Instructions to follow: Check each line of the entries below for the string "ADVISE"; copy every line where it appears.

The records:
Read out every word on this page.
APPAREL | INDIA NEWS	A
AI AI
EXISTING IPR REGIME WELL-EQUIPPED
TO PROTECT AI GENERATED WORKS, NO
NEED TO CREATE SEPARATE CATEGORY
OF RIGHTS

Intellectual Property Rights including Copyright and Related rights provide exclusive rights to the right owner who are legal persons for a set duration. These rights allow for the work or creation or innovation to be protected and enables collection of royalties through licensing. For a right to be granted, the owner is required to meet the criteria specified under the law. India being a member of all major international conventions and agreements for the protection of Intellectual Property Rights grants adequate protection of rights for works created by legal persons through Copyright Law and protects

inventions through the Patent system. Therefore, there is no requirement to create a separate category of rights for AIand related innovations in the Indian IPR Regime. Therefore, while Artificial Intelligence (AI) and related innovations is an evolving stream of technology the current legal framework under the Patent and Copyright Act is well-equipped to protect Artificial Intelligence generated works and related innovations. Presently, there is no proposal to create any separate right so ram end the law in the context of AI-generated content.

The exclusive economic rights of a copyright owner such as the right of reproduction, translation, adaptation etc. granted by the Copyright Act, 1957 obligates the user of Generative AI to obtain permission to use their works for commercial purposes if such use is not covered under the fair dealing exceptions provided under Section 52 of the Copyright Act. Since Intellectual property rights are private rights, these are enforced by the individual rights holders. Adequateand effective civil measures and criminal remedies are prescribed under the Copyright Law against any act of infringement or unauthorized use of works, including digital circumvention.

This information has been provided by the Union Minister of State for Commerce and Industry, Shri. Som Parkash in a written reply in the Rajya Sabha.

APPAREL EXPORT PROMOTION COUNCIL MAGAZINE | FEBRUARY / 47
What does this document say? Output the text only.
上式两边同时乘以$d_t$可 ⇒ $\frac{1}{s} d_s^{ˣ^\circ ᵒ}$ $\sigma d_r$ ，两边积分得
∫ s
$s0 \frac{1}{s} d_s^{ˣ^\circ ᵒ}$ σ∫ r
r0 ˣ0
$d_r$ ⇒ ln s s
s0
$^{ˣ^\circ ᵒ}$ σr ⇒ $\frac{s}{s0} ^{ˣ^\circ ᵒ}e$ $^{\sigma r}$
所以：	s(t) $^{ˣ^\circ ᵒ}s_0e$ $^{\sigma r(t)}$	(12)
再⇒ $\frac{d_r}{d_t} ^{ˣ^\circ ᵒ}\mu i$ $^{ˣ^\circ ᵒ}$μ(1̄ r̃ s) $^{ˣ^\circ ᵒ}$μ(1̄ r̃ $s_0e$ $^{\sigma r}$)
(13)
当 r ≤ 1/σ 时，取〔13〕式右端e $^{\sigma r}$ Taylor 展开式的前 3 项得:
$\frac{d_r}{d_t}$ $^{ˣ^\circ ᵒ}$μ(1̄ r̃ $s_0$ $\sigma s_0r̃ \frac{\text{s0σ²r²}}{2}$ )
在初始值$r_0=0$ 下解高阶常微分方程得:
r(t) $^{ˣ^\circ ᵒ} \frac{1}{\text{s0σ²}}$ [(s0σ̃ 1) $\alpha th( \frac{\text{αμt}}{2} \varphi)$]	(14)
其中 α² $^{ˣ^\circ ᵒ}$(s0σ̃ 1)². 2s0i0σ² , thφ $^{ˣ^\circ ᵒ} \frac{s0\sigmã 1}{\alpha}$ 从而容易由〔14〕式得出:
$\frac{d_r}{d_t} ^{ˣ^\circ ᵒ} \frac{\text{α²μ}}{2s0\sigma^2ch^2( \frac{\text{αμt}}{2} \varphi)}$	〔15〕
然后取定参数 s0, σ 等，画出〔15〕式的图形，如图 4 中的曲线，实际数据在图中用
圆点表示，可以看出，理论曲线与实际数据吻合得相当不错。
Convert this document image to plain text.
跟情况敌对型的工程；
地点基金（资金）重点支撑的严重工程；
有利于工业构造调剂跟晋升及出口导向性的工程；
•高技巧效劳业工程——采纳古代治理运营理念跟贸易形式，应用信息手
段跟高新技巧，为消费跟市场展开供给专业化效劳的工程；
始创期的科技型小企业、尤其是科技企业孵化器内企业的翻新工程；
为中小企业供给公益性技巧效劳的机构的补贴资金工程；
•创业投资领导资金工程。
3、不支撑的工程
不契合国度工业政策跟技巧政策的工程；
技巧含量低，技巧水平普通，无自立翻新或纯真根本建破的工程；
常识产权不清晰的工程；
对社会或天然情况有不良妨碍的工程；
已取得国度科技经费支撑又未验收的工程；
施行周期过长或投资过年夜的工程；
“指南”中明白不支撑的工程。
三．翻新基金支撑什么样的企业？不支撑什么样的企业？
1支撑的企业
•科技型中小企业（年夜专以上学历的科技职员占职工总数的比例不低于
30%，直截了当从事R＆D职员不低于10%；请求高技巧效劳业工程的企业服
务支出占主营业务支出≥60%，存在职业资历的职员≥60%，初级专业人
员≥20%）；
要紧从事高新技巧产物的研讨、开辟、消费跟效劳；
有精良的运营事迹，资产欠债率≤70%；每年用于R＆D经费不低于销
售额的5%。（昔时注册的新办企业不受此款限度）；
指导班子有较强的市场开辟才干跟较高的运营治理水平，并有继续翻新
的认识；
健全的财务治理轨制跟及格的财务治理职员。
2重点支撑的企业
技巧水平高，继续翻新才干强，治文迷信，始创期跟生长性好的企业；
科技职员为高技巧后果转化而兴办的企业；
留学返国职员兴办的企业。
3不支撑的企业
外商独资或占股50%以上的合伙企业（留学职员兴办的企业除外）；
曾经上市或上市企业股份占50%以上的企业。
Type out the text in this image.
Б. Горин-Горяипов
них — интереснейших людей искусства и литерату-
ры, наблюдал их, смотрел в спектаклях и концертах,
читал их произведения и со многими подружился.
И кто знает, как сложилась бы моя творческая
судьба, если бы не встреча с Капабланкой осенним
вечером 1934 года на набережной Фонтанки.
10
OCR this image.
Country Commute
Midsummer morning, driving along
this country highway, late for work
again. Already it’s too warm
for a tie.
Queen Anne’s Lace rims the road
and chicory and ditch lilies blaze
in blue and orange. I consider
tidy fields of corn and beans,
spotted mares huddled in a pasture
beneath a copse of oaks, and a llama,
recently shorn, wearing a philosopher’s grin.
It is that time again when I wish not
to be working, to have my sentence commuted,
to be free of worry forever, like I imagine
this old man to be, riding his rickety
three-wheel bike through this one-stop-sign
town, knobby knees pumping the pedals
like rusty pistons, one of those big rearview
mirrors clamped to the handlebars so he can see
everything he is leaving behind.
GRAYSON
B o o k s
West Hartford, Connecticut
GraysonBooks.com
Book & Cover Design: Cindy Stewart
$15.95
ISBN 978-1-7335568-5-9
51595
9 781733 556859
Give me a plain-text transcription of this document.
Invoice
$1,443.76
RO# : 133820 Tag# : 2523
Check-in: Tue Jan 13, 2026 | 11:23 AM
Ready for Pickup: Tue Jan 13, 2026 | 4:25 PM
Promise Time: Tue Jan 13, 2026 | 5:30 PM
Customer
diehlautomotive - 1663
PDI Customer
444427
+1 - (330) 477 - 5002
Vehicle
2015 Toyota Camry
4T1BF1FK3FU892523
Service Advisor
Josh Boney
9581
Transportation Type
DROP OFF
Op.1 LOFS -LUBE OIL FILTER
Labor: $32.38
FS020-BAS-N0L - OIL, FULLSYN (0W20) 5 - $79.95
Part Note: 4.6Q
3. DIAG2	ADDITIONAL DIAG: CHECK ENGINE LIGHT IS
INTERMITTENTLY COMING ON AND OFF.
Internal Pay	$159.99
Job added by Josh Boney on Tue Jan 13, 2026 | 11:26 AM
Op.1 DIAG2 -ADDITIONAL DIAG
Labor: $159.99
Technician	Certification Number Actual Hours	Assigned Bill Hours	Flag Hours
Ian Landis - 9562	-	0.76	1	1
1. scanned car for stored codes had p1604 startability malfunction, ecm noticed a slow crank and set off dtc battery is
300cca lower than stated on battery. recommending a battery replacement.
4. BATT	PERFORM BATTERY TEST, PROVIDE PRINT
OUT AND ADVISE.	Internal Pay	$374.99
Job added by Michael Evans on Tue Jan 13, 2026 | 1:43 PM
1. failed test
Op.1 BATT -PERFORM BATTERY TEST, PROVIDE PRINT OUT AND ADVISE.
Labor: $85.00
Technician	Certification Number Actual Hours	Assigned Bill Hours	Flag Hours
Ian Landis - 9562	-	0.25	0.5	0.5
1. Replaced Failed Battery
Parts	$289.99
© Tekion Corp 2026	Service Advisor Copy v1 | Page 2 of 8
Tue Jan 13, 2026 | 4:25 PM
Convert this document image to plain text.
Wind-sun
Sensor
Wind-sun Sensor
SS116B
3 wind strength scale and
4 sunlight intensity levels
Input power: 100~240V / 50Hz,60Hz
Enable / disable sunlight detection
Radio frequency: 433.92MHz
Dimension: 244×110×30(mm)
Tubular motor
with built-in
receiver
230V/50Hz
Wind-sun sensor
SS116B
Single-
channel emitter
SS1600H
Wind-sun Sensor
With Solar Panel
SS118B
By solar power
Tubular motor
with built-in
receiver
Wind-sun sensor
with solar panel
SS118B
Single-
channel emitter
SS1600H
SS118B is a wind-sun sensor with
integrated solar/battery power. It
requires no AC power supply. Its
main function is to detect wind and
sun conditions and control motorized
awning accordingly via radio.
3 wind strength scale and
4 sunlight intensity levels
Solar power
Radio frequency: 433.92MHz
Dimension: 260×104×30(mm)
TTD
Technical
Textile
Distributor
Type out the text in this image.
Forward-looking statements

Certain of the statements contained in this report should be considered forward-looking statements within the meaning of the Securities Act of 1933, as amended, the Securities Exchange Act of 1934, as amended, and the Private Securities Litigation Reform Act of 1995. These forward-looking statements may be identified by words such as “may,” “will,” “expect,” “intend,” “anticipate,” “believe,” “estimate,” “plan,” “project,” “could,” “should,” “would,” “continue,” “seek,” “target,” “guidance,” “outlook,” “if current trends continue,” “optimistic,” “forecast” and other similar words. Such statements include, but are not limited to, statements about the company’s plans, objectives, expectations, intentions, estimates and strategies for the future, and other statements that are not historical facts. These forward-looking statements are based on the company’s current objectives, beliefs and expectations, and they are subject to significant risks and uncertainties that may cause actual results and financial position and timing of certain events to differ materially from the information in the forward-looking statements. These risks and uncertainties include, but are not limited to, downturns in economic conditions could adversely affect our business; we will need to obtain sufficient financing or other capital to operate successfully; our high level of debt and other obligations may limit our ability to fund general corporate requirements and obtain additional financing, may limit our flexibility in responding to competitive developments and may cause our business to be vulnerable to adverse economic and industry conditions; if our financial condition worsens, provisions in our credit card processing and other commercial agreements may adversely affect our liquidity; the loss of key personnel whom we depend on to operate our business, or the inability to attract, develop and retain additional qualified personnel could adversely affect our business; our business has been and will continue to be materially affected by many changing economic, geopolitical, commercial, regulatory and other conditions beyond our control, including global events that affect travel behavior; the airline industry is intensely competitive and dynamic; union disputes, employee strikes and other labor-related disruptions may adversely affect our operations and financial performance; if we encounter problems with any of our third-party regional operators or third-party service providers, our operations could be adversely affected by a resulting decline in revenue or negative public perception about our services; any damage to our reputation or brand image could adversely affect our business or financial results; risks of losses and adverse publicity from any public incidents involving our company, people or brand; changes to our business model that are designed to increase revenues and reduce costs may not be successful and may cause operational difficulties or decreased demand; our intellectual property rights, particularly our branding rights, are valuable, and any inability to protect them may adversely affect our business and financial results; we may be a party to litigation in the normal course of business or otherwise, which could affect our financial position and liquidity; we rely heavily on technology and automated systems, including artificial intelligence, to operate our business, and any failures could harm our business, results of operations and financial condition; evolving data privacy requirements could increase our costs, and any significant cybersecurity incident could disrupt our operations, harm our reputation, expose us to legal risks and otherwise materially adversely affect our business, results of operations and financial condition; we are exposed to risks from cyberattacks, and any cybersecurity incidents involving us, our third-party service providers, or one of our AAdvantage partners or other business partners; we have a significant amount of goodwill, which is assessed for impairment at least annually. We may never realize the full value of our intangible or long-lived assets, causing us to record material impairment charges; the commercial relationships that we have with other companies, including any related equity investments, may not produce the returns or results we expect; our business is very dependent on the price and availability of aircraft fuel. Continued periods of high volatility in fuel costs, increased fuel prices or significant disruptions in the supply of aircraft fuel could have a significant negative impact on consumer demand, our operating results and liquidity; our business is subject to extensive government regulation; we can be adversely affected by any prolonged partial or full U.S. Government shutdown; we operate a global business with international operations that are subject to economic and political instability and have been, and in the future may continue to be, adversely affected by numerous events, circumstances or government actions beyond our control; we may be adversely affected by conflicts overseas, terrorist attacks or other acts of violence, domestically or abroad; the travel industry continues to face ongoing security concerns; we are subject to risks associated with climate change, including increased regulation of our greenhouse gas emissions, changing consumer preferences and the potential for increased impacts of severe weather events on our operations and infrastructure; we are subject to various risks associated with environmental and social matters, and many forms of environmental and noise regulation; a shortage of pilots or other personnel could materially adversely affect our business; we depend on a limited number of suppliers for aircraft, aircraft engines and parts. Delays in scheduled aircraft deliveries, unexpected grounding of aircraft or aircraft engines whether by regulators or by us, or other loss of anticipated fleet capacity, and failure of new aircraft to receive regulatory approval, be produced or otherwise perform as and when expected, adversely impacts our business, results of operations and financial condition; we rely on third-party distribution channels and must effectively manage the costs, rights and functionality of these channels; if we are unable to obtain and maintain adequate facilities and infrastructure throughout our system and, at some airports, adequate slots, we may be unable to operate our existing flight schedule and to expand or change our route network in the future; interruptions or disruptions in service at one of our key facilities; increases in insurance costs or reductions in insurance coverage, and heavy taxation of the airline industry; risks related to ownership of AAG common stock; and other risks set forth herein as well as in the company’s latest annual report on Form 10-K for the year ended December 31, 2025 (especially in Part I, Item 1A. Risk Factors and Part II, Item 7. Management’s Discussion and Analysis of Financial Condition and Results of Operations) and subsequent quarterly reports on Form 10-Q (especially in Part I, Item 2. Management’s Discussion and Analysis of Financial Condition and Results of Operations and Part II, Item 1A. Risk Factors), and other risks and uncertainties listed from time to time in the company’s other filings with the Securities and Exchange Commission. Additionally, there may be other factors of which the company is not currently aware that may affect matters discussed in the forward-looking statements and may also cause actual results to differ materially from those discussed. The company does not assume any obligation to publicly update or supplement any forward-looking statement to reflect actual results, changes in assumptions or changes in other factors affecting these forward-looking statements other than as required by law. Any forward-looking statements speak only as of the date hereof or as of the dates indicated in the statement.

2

Output of the exercise:
OUT AND ADVISE.	Internal Pay	$374.99
Op.1 BATT -PERFORM BATTERY TEST, PROVIDE PRINT OUT AND ADVISE.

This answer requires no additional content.